**** Provided information

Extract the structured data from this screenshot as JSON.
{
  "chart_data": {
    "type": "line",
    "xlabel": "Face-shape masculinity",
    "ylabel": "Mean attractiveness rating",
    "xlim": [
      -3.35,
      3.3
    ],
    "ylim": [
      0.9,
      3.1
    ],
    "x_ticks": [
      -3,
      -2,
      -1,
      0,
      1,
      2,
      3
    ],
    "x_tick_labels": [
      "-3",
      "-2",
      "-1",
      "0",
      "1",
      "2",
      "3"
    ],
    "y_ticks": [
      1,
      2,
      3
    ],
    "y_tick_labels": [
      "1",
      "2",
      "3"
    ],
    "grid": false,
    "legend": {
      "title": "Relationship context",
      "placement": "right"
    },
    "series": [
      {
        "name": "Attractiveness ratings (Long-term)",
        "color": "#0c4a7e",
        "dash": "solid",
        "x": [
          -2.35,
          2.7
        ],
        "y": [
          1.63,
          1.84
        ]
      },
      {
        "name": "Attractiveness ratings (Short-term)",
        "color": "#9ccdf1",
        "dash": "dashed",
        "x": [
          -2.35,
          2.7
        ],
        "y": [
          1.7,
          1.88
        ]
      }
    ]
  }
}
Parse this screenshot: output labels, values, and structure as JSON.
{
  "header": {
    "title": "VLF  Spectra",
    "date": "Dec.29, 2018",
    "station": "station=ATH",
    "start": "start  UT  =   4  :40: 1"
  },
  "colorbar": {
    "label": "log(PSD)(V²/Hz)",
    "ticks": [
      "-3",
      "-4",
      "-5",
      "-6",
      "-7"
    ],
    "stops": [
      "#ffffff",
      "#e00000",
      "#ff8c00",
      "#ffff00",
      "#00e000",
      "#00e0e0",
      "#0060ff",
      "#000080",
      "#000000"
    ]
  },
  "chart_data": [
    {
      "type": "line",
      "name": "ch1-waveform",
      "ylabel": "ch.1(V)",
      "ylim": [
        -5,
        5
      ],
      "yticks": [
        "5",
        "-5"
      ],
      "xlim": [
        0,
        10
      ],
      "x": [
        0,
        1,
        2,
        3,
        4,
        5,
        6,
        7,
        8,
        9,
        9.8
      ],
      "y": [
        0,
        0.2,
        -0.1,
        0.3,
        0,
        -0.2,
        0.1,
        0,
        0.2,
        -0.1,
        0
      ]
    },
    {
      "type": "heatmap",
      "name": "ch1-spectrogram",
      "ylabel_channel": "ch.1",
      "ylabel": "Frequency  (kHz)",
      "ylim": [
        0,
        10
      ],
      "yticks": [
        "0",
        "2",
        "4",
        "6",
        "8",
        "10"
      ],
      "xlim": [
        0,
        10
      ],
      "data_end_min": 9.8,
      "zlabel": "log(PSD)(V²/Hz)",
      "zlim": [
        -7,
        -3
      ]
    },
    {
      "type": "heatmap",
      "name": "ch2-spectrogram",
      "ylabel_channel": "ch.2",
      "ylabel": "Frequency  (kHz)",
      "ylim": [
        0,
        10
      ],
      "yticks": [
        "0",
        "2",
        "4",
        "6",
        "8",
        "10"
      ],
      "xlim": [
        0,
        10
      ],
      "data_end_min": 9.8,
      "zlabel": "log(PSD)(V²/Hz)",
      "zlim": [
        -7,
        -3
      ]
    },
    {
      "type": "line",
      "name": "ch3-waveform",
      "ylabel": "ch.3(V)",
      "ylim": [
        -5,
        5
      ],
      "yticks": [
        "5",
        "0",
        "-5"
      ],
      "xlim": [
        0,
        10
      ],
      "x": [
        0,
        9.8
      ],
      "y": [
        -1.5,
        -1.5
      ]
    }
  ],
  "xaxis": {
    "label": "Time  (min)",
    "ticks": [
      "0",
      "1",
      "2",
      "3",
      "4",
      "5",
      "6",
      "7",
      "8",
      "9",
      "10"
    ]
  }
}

********

Write out the complete set of records exactly as given.

Extract the structured data from this screenshot as JSON.
{
  "chart_data": {
    "type": "line",
    "xlabel": "Face-shape masculinity",
    "ylabel": "Mean attractiveness rating",
    "xlim": [
      -3.35,
      3.3
    ],
    "ylim": [
      0.9,
      3.1
    ],
    "x_ticks": [
      -3,
      -2,
      -1,
      0,
      1,
      2,
      3
    ],
    "x_tick_labels": [
      "-3",
      "-2",
      "-1",
      "0",
      "1",
      "2",
      "3"
    ],
    "y_ticks": [
      1,
      2,
      3
    ],
    "y_tick_labels": [
      "1",
      "2",
      "3"
    ],
    "grid": false,
    "legend": {
      "title": "Relationship context",
      "placement": "right"
    },
    "series": [
      {
        "name": "Attractiveness ratings (Long-term)",
        "color": "#0c4a7e",
        "dash": "solid",
        "x": [
          -2.35,
          2.7
        ],
        "y": [
          1.63,
          1.84
        ]
      },
      {
        "name": "Attractiveness ratings (Short-term)",
        "color": "#9ccdf1",
        "dash": "dashed",
        "x": [
          -2.35,
          2.7
        ],
        "y": [
          1.7,
          1.88
        ]
      }
    ]
  }
}
Parse this screenshot: output labels, values, and structure as JSON.
{
  "header": {
    "title": "VLF  Spectra",
    "date": "Dec.29, 2018",
    "station": "station=ATH",
    "start": "start  UT  =   4  :40: 1"
  },
  "colorbar": {
    "label": "log(PSD)(V²/Hz)",
    "ticks": [
      "-3",
      "-4",
      "-5",
      "-6",
      "-7"
    ],
    "stops": [
      "#ffffff",
      "#e00000",
      "#ff8c00",
      "#ffff00",
      "#00e000",
      "#00e0e0",
      "#0060ff",
      "#000080",
      "#000000"
    ]
  },
  "chart_data": [
    {
      "type": "line",
      "name": "ch1-waveform",
      "ylabel": "ch.1(V)",
      "ylim": [
        -5,
        5
      ],
      "yticks": [
        "5",
        "-5"
      ],
      "xlim": [
        0,
        10
      ],
      "x": [
        0,
        1,
        2,
        3,
        4,
        5,
        6,
        7,
        8,
        9,
        9.8
      ],
      "y": [
        0,
        0.2,
        -0.1,
        0.3,
        0,
        -0.2,
        0.1,
        0,
        0.2,
        -0.1,
        0
      ]
    },
    {
      "type": "heatmap",
      "name": "ch1-spectrogram",
      "ylabel_channel": "ch.1",
      "ylabel": "Frequency  (kHz)",
      "ylim": [
        0,
        10
      ],
      "yticks": [
        "0",
        "2",
        "4",
        "6",
        "8",
        "10"
      ],
      "xlim": [
        0,
        10
      ],
      "data_end_min": 9.8,
      "zlabel": "log(PSD)(V²/Hz)",
      "zlim": [
        -7,
        -3
      ]
    },
    {
      "type": "heatmap",
      "name": "ch2-spectrogram",
      "ylabel_channel": "ch.2",
      "ylabel": "Frequency  (kHz)",
      "ylim": [
        0,
        10
      ],
      "yticks": [
        "0",
        "2",
        "4",
        "6",
        "8",
        "10"
      ],
      "xlim": [
        0,
        10
      ],
      "data_end_min": 9.8,
      "zlabel": "log(PSD)(V²/Hz)",
      "zlim": [
        -7,
        -3
      ]
    },
    {
      "type": "line",
      "name": "ch3-waveform",
      "ylabel": "ch.3(V)",
      "ylim": [
        -5,
        5
      ],
      "yticks": [
        "5",
        "0",
        "-5"
      ],
      "xlim": [
        0,
        10
      ],
      "x": [
        0,
        9.8
      ],
      "y": [
        -1.5,
        -1.5
      ]
    }
  ],
  "xaxis": {
    "label": "Time  (min)",
    "ticks": [
      "0",
      "1",
      "2",
      "3",
      "4",
      "5",
      "6",
      "7",
      "8",
      "9",
      "10"
    ]
  }
}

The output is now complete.